[THE PROBLEM] Each line of the material below that holds the word "well" needs to be copied.

[AVAILABLE DATA]
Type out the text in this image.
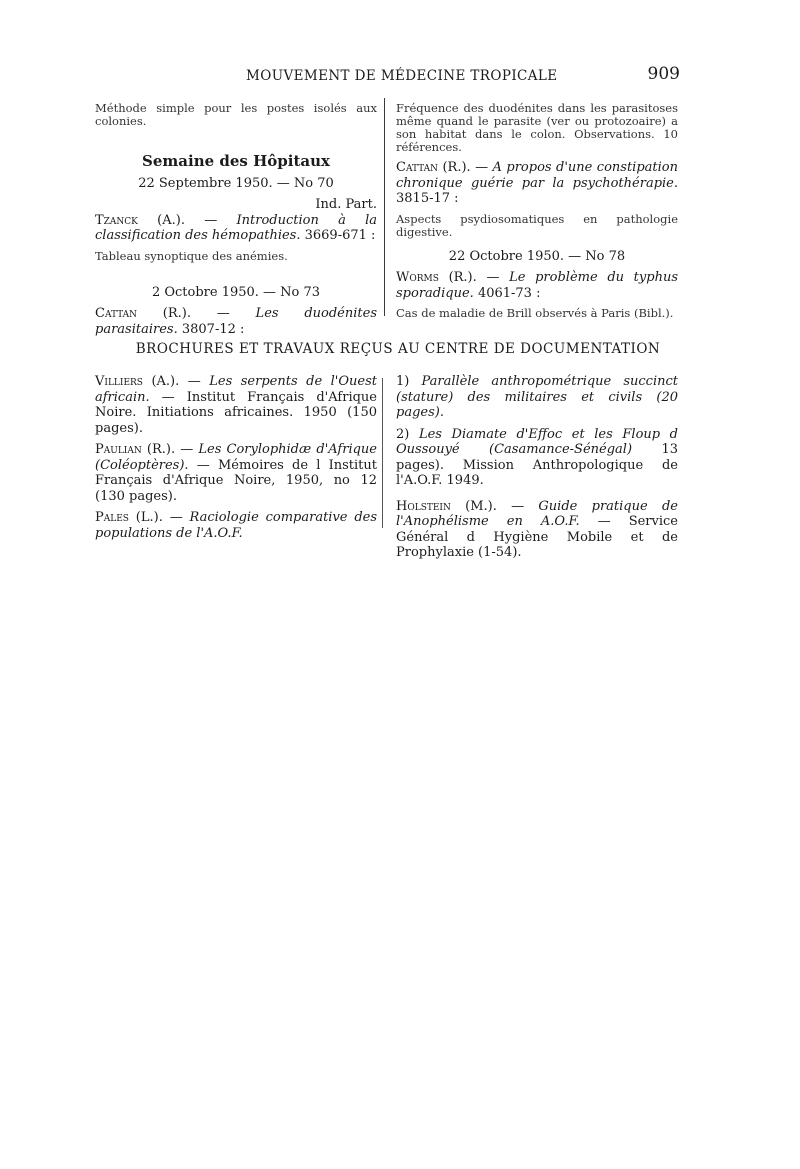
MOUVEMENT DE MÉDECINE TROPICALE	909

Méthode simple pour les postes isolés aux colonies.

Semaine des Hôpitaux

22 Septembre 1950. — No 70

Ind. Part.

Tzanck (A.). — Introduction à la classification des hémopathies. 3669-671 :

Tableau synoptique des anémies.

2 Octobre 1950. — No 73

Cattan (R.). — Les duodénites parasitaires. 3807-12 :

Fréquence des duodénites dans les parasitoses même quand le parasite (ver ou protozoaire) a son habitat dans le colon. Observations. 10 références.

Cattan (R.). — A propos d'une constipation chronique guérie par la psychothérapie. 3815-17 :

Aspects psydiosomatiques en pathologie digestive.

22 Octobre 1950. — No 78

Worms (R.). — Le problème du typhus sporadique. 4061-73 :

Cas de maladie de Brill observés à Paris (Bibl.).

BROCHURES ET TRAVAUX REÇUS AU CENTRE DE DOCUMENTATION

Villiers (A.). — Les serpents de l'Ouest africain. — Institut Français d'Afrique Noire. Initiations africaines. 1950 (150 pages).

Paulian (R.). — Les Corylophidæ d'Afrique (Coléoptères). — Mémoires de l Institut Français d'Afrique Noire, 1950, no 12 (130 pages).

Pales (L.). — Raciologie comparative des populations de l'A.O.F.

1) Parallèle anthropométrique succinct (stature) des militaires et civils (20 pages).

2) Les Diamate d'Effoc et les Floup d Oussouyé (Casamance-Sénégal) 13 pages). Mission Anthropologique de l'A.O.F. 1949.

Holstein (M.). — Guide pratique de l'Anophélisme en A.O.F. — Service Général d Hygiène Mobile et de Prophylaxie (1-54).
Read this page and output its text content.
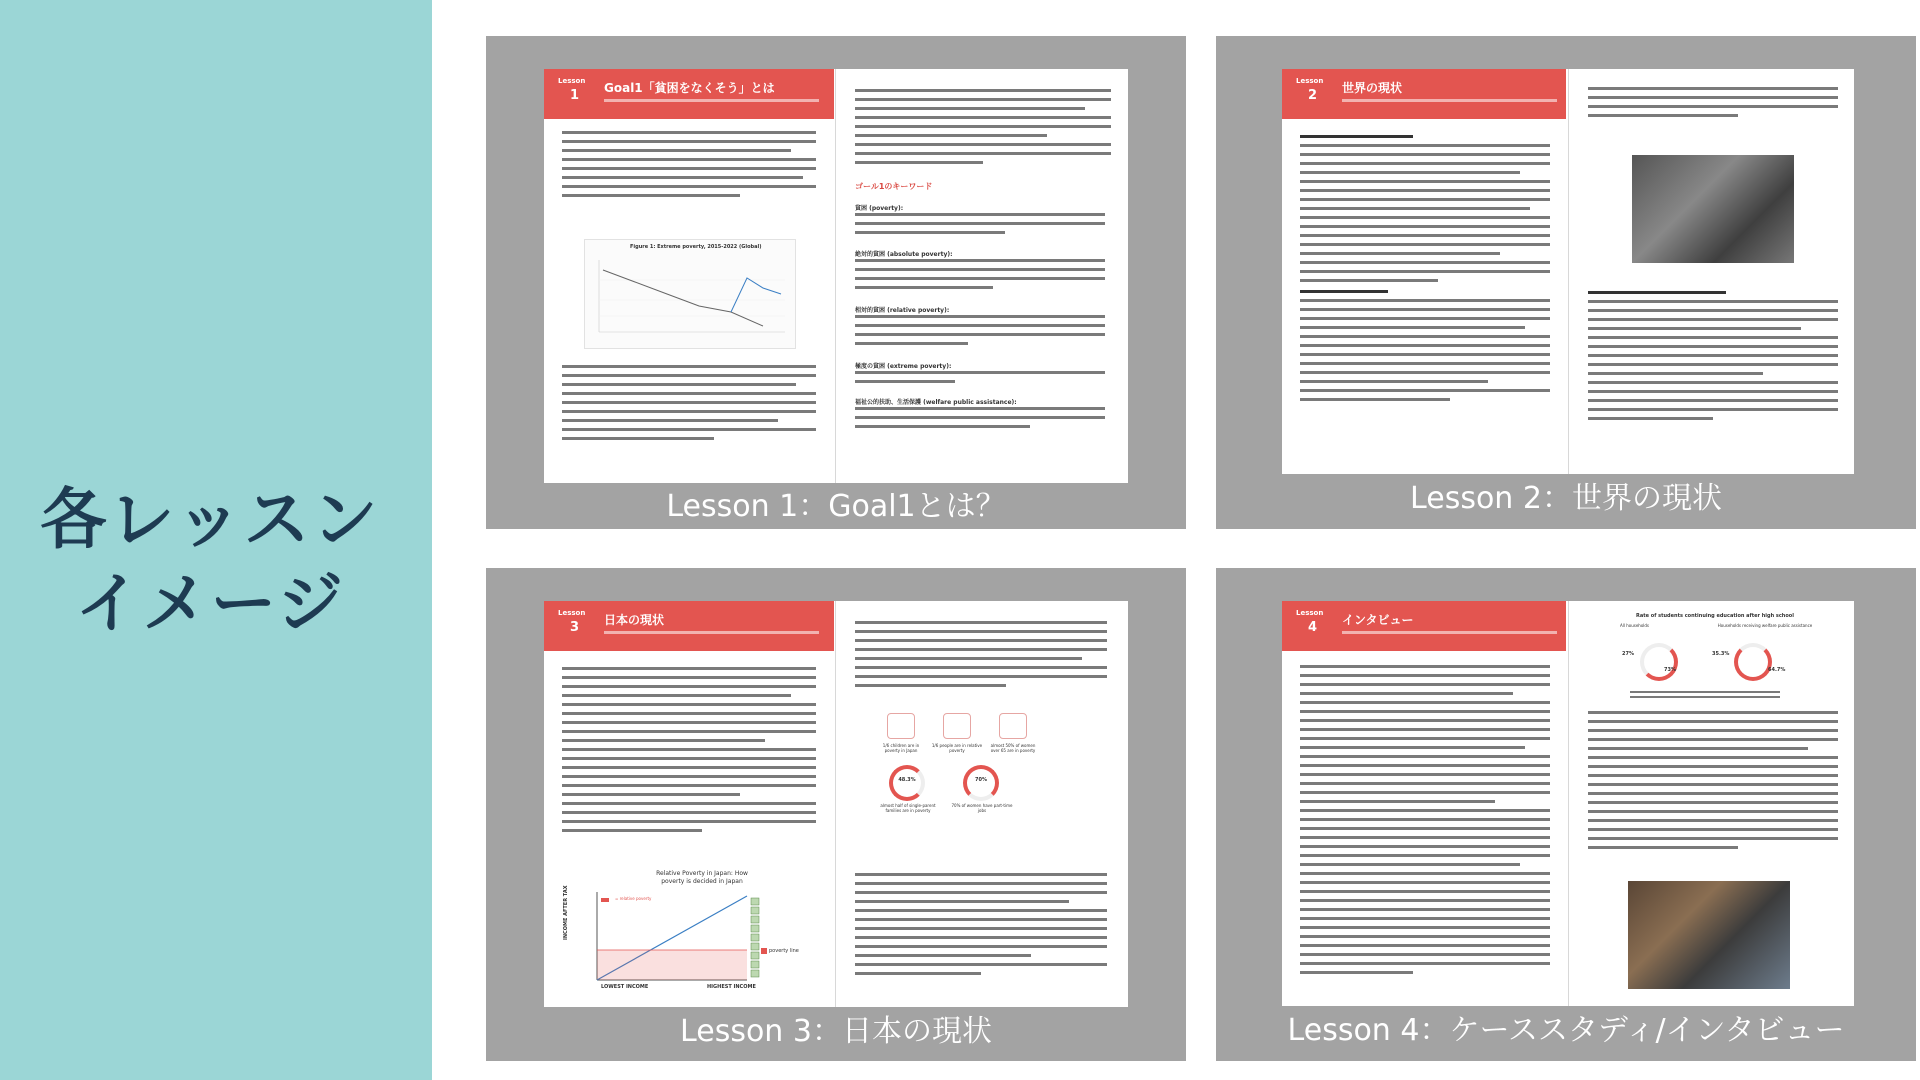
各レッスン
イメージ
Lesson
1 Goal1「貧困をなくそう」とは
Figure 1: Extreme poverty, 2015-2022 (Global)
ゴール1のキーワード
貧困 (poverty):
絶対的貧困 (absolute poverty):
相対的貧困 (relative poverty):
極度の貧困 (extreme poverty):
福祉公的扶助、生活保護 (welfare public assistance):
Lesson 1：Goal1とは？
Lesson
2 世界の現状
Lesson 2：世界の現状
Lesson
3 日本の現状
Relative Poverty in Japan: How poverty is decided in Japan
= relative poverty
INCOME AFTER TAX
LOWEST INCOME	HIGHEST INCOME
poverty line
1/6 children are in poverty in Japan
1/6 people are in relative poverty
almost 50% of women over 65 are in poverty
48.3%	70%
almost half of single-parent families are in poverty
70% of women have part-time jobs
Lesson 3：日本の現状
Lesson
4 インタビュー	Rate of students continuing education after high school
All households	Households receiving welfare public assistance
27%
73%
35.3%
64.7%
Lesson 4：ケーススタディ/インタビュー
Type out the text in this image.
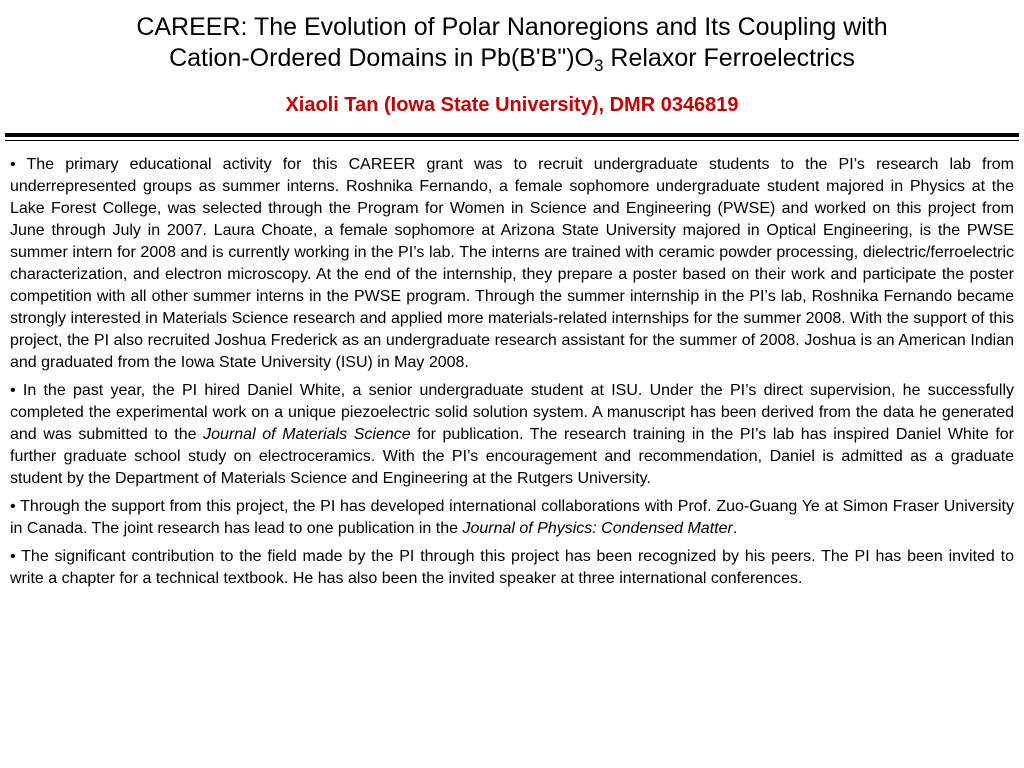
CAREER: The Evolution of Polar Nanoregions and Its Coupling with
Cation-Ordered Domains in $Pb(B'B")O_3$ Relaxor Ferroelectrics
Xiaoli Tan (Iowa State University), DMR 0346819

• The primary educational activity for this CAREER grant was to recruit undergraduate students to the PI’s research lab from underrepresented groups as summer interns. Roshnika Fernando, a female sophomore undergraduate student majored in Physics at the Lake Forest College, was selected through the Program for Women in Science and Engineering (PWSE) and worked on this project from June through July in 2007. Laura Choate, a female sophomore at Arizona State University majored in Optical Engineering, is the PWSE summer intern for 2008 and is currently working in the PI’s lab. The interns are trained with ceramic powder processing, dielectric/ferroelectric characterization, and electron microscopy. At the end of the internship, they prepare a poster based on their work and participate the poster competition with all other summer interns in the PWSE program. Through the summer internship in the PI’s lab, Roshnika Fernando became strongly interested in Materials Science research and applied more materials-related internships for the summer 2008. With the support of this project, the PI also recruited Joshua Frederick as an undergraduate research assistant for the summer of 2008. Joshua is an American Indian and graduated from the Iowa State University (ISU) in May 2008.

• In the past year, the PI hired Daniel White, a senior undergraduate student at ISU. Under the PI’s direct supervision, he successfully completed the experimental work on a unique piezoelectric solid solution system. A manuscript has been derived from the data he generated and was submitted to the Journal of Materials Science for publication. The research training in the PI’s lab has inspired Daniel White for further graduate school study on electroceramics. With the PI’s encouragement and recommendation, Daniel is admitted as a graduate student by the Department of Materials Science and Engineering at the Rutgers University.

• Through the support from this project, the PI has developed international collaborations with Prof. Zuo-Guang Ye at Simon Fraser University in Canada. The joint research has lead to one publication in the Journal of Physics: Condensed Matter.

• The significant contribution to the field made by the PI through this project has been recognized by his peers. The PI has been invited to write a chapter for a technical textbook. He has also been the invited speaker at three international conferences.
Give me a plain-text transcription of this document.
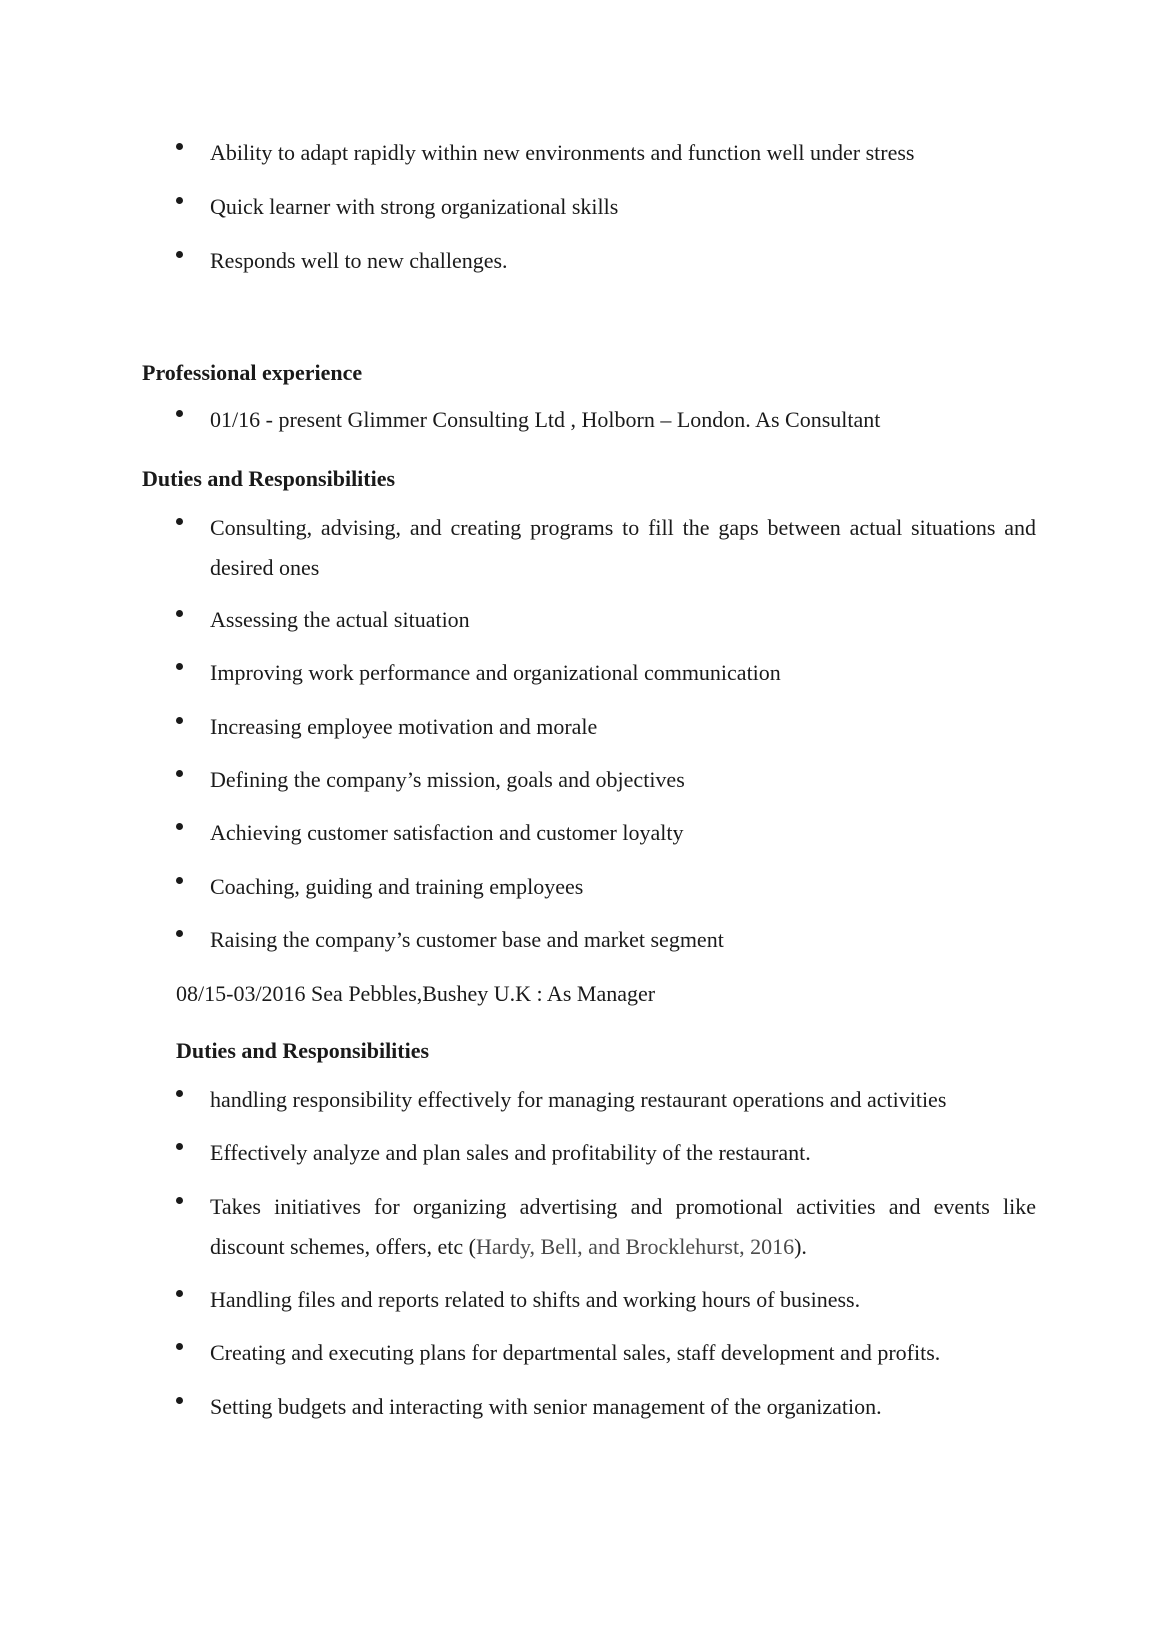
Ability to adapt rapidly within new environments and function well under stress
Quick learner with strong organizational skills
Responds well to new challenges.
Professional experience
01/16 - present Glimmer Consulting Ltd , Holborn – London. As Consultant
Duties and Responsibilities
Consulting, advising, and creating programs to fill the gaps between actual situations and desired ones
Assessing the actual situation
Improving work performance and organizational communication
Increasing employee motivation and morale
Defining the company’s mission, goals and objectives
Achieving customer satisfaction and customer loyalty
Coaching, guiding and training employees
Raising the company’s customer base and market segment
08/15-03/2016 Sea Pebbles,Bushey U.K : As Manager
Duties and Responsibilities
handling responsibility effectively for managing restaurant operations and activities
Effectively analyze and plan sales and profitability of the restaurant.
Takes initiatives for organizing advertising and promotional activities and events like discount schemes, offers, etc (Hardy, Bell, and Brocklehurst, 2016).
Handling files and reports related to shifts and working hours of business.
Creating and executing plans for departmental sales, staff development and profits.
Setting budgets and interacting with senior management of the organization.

[EXPECTED ANSWER]
Ability to adapt rapidly within new environments and function well under stress
Responds well to new challenges.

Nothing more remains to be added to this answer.